Begin Records to process
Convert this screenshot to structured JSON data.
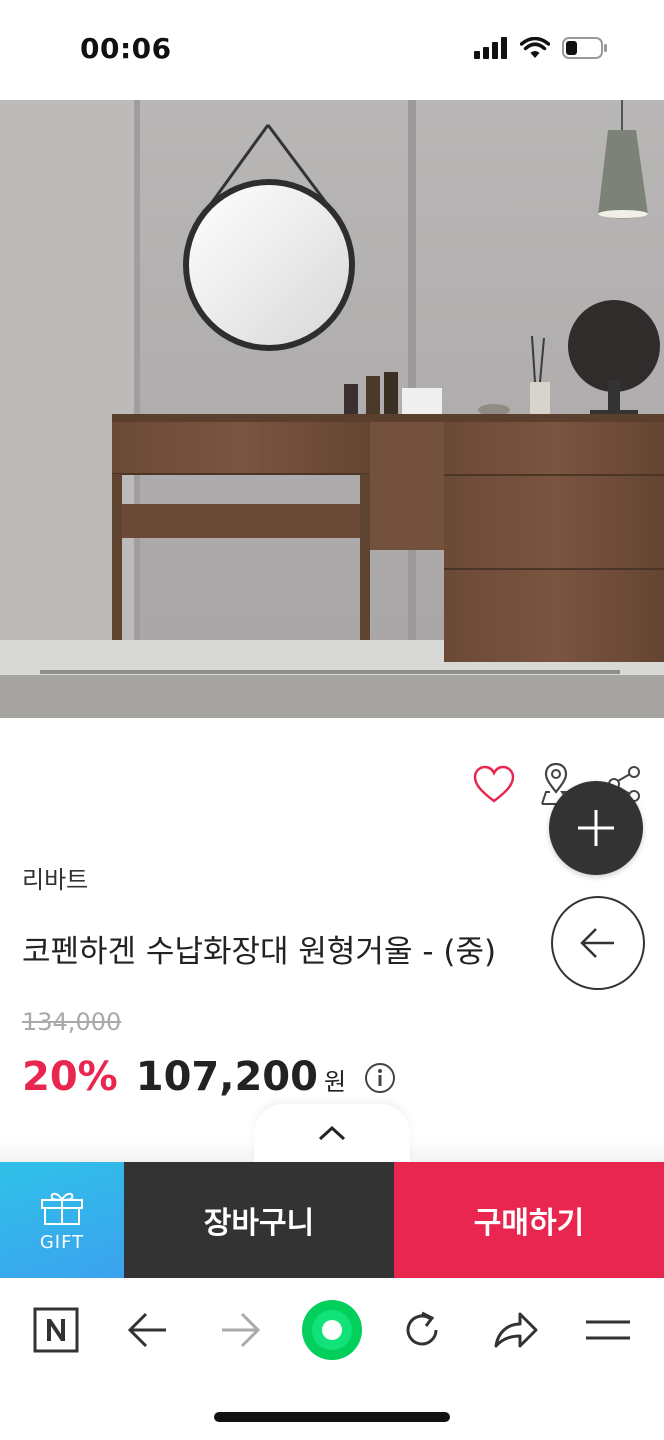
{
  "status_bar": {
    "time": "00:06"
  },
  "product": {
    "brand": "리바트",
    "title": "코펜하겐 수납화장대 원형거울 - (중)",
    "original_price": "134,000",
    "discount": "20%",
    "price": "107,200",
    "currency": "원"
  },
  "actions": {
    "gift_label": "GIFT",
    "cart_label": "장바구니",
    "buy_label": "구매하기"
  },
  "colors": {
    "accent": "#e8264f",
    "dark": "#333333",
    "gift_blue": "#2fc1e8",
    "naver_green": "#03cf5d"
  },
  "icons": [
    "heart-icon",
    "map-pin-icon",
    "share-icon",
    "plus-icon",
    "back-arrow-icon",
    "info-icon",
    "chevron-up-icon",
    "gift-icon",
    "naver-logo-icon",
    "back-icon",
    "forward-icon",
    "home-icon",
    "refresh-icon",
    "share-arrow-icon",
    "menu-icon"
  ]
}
End Records to process
Go through the listing above and quote it exactly, apart from its images.

Convert this screenshot to structured JSON data.
{
  "status_bar": {
    "time": "00:06"
  },
  "product": {
    "brand": "리바트",
    "title": "코펜하겐 수납화장대 원형거울 - (중)",
    "original_price": "134,000",
    "discount": "20%",
    "price": "107,200",
    "currency": "원"
  },
  "actions": {
    "gift_label": "GIFT",
    "cart_label": "장바구니",
    "buy_label": "구매하기"
  },
  "colors": {
    "accent": "#e8264f",
    "dark": "#333333",
    "gift_blue": "#2fc1e8",
    "naver_green": "#03cf5d"
  },
  "icons": [
    "heart-icon",
    "map-pin-icon",
    "share-icon",
    "plus-icon",
    "back-arrow-icon",
    "info-icon",
    "chevron-up-icon",
    "gift-icon",
    "naver-logo-icon",
    "back-icon",
    "forward-icon",
    "home-icon",
    "refresh-icon",
    "share-arrow-icon",
    "menu-icon"
  ]
}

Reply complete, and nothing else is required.